Extracted records:
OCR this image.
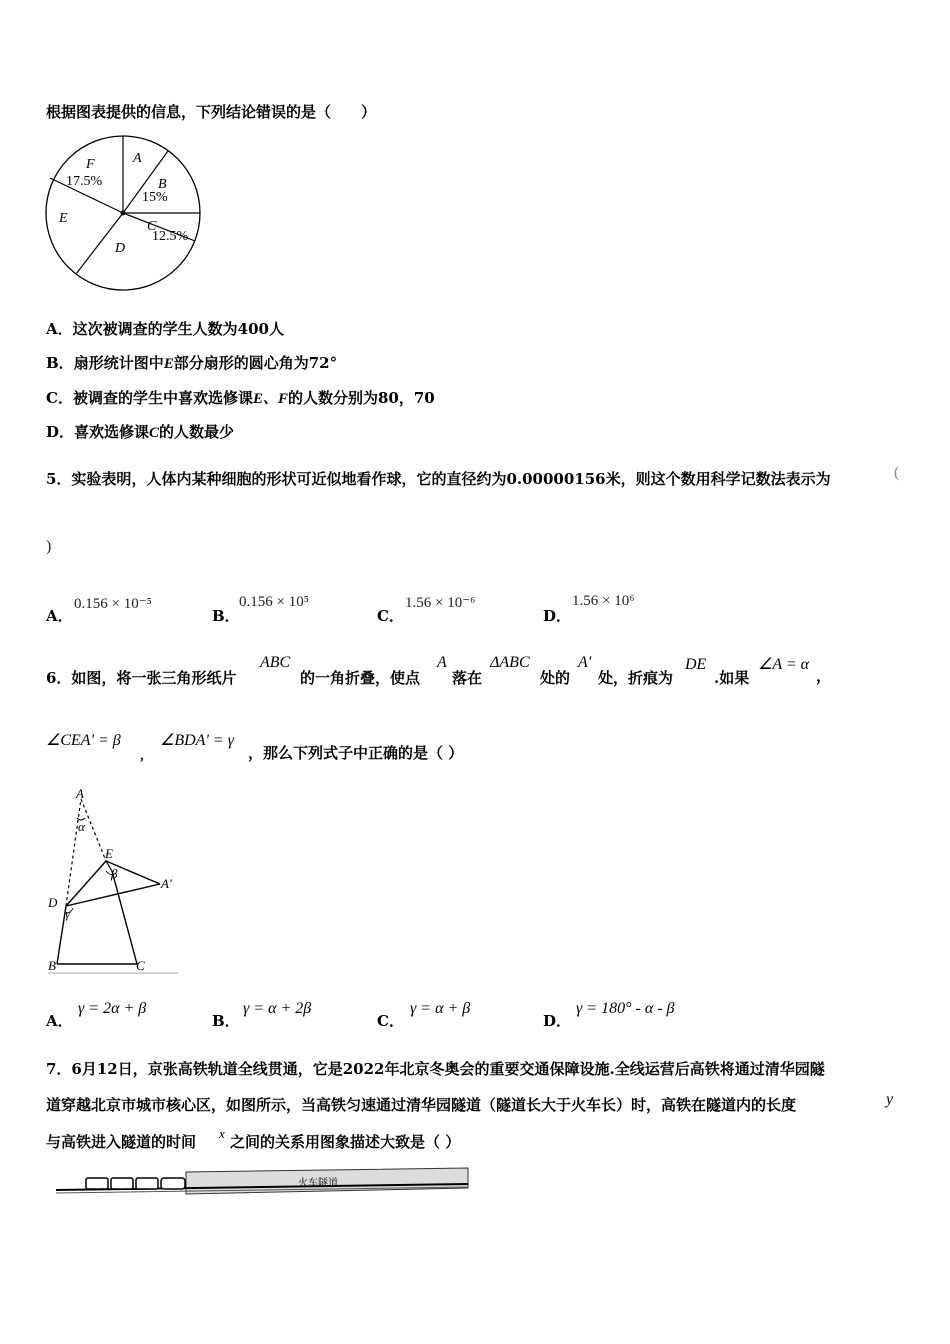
根据图表提供的信息，下列结论错误的是（　　）
A
B
15%
C
12.5%
D
E
F
17.5%
A．这次被调查的学生人数为400人
B．扇形统计图中E部分扇形的圆心角为72°
C．被调查的学生中喜欢选修课E、F的人数分别为80，70
D．喜欢选修课C的人数最少
5．实验表明，人体内某种细胞的形状可近似地看作球，它的直径约为0.00000156米，则这个数用科学记数法表示为	(
)
A．
0.156 × 10⁻⁵
B．
0.156 × 10⁵
C．
1.56 × 10⁻⁶
D．
1.56 × 10⁶
6．如图，将一张三角形纸片
ABC
的一角折叠，使点
A
落在
ΔABC
处的
A'
处，折痕为
DE
.如果
∠A = α
，
∠CEA' = β
，
∠BDA' = γ
，那么下列式子中正确的是（ ）
A
α
E
β
A'
D
γ
B	C
A．
γ = 2α + β
B．
γ = α + 2β
C．
γ = α + β
D．
γ = 180° - α - β
7．6月12日，京张高铁轨道全线贯通，它是2022年北京冬奥会的重要交通保障设施.全线运营后高铁将通过清华园隧
道穿越北京市城市核心区，如图所示，当高铁匀速通过清华园隧道（隧道长大于火车长）时，高铁在隧道内的长度	y
与高铁进入隧道的时间 x 之间的关系用图象描述大致是（ ）
火车隧道
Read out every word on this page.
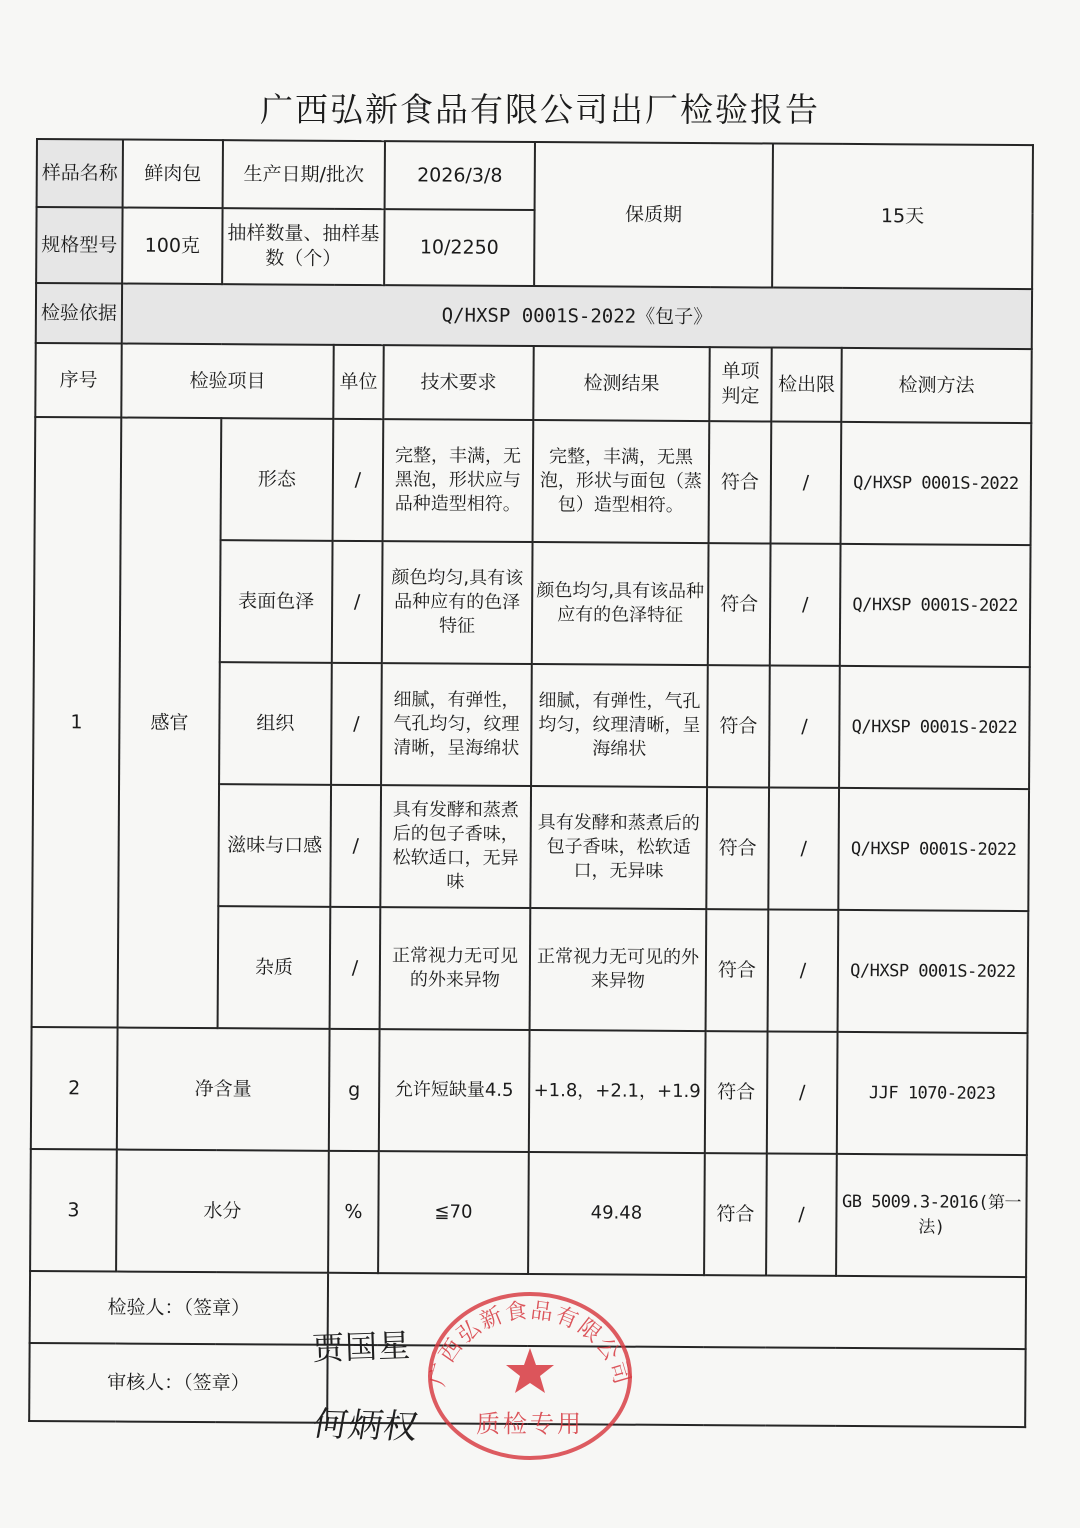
广西弘新食品有限公司出厂检验报告
样品名称	鲜肉包	生产日期/批次		2026/3/8	保质期		15天	
规格型号	100克	抽样数量、抽样基数（个）		10/2250				
检验依据	Q/HXSP 0001S-2022《包子》							
序号	检验项目		单位	技术要求	检测结果	单项判定	检出限	检测方法
1	感官	形态	/	完整，丰满，无黑泡，形状应与品种造型相符。	完整，丰满，无黑泡，形状与面包（蒸包）造型相符。	符合	/	Q/HXSP 0001S-2022
		表面色泽	/	颜色均匀,具有该品种应有的色泽特征	颜色均匀,具有该品种应有的色泽特征	符合	/	Q/HXSP 0001S-2022
		组织	/	细腻，有弹性，气孔均匀，纹理清晰，呈海绵状	细腻，有弹性，气孔均匀，纹理清晰，呈海绵状	符合	/	Q/HXSP 0001S-2022
		滋味与口感	/	具有发酵和蒸煮后的包子香味，松软适口，无异味	具有发酵和蒸煮后的包子香味，松软适口，无异味	符合	/	Q/HXSP 0001S-2022
		杂质	/	正常视力无可见的外来异物	正常视力无可见的外来异物	符合	/	Q/HXSP 0001S-2022
2	净含量		g	允许短缺量4.5	+1.8，+2.1，+1.9	符合	/	JJF 1070-2023
3	水分		%	≦70	49.48	符合	/	GB 5009.3-2016(第一法)
检验人：（签章）								
审核人：（签章）								
贾国星
何炳权
广西弘新食品有限公司
质检专用
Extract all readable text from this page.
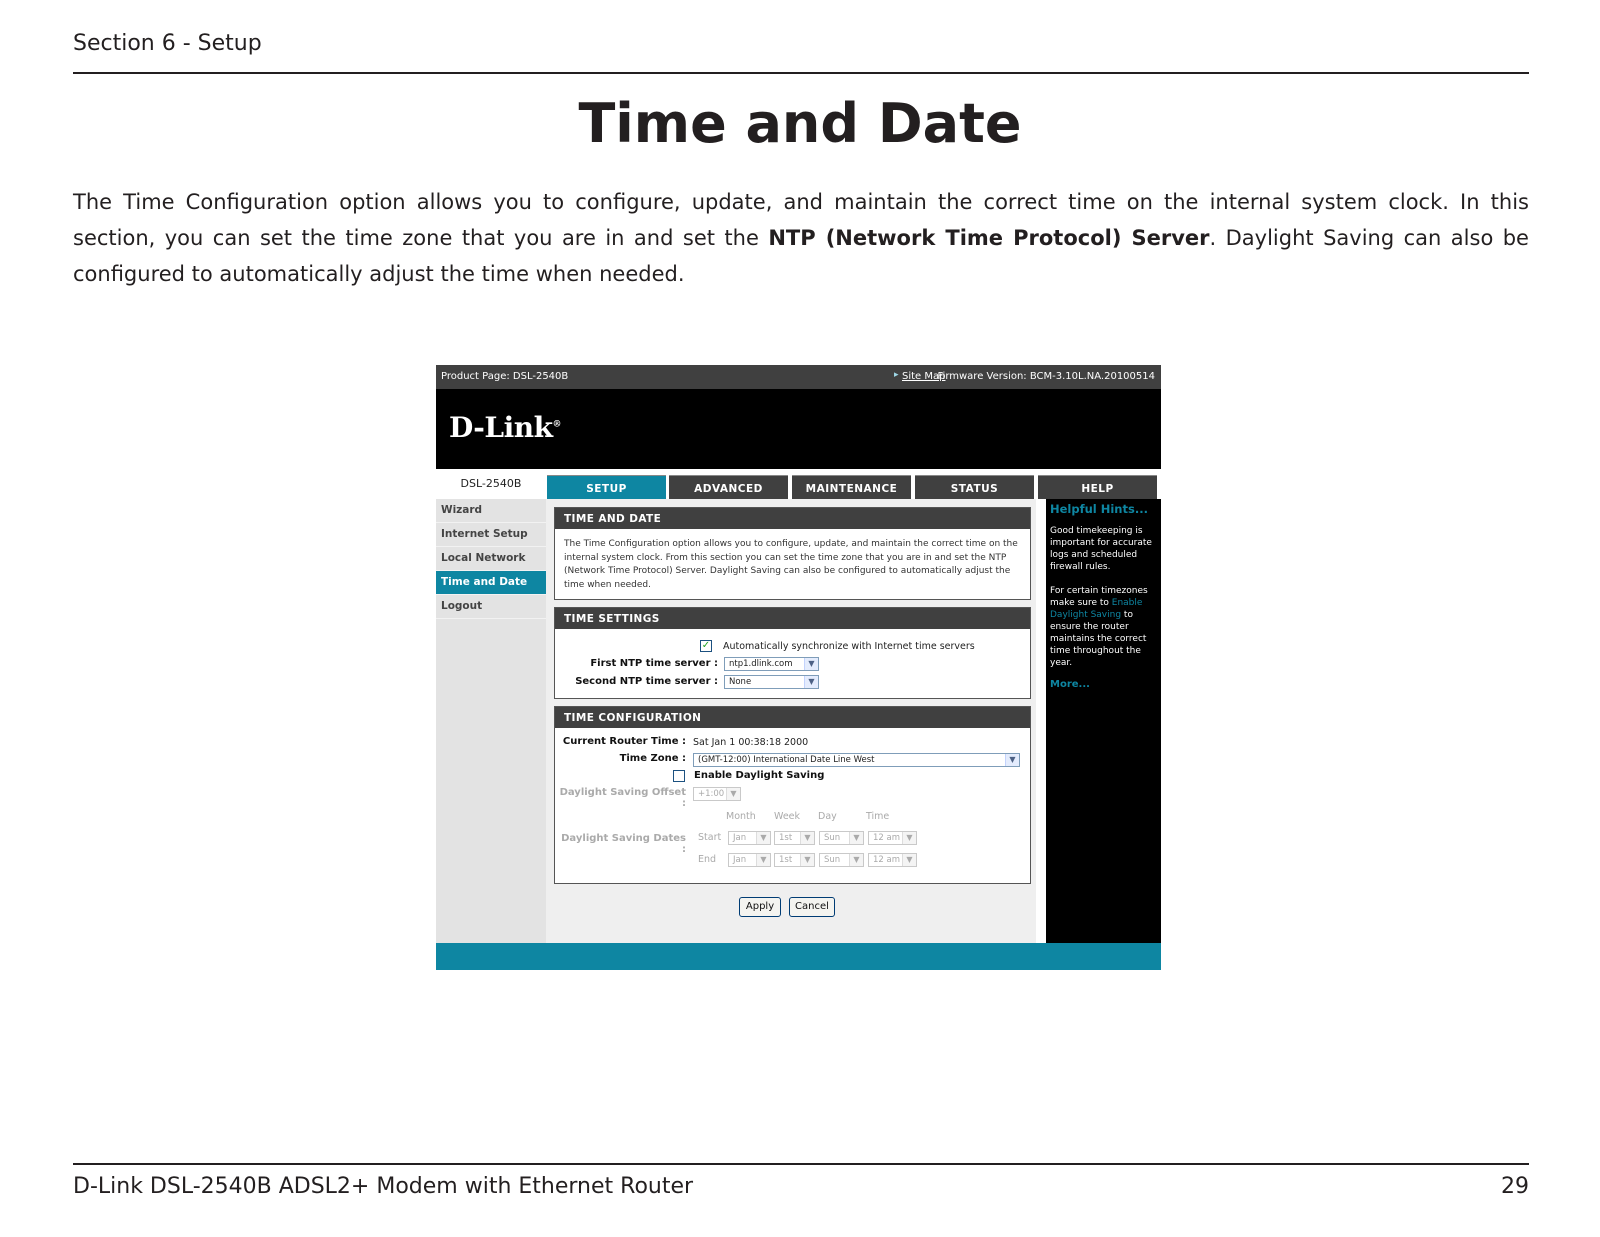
Section 6 - Setup
Time and Date

The Time Configuration option allows you to configure, update, and maintain the correct time on the internal system clock. In this section, you can set the time zone that you are in and set the NTP (Network Time Protocol) Server. Daylight Saving can also be configured to automatically adjust the time when needed.

Product Page: DSL-2540B	▸ Site Map
Firmware Version: BCM-3.10L.NA.20100514
D-Link®
DSL-2540B	SETUP	ADVANCED	MAINTENANCE	STATUS	HELP
Wizard
Internet Setup
Local Network
Time and Date
Logout
TIME AND DATE
The Time Configuration option allows you to configure, update, and maintain the correct time on the internal system clock. From this section you can set the time zone that you are in and set the NTP (Network Time Protocol) Server. Daylight Saving can also be configured to automatically adjust the time when needed.
TIME SETTINGS
✓ Automatically synchronize with Internet time servers
First NTP time server :	ntp1.dlink.com	▼
Second NTP time server :	None	▼
TIME CONFIGURATION
Current Router Time : Sat Jan 1 00:38:18 2000
Time Zone :	(GMT-12:00) International Date Line West	▼
Enable Daylight Saving
Daylight Saving Offset :
+1:00 ▼
Month Week Day	Time
Daylight Saving Dates :
Start	Jan	▼	1st	▼	Sun	▼	12 am ▼
End	Jan	▼	1st	▼	Sun	▼	12 am ▼
Apply	Cancel
Helpful Hints...

Good timekeeping is important for accurate logs and scheduled firewall rules.

For certain timezones make sure to Enable Daylight Saving to ensure the router maintains the correct time throughout the year.

More...
D-Link DSL-2540B ADSL2+ Modem with Ethernet Router	29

* **WHAT TO PRODUCE**: Identify and extract each line of the listing that contains "HXSP".

* **COMPLETE ANSWER**:
检验依据	Q/HXSP 0001S-2022《包子》							
1	感官	形态	/	完整，丰满，无黑泡，形状应与品种造型相符。	完整，丰满，无黑泡，形状与面包（蒸包）造型相符。	符合	/	Q/HXSP 0001S-2022
		表面色泽	/	颜色均匀,具有该品种应有的色泽特征	颜色均匀,具有该品种应有的色泽特征	符合	/	Q/HXSP 0001S-2022
		组织	/	细腻，有弹性，气孔均匀，纹理清晰，呈海绵状	细腻，有弹性，气孔均匀，纹理清晰，呈海绵状	符合	/	Q/HXSP 0001S-2022
		滋味与口感	/	具有发酵和蒸煮后的包子香味，松软适口，无异味	具有发酵和蒸煮后的包子香味，松软适口，无异味	符合	/	Q/HXSP 0001S-2022
		杂质	/	正常视力无可见的外来异物	正常视力无可见的外来异物	符合	/	Q/HXSP 0001S-2022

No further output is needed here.